>> BEGIN

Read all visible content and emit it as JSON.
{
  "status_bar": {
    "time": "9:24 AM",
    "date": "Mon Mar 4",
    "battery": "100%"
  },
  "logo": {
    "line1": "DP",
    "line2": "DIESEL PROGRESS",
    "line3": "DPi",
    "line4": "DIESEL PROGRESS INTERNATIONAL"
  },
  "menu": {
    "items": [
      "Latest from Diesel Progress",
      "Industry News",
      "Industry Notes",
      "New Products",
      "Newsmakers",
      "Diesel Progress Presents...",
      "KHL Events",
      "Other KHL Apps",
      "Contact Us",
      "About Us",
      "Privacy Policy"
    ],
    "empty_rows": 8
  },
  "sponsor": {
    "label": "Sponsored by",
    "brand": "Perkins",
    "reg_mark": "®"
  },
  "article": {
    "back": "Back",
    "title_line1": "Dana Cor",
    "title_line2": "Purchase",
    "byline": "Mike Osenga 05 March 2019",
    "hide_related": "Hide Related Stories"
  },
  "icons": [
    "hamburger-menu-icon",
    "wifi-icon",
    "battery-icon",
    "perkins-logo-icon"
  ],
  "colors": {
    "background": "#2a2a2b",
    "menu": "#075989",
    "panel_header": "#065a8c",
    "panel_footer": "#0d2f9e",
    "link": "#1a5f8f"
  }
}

>> END

**What is expected:** Collect the lines that hold "menu".

**Solution below:**
  "menu": {
    "hamburger-menu-icon",
    "menu": "#075989",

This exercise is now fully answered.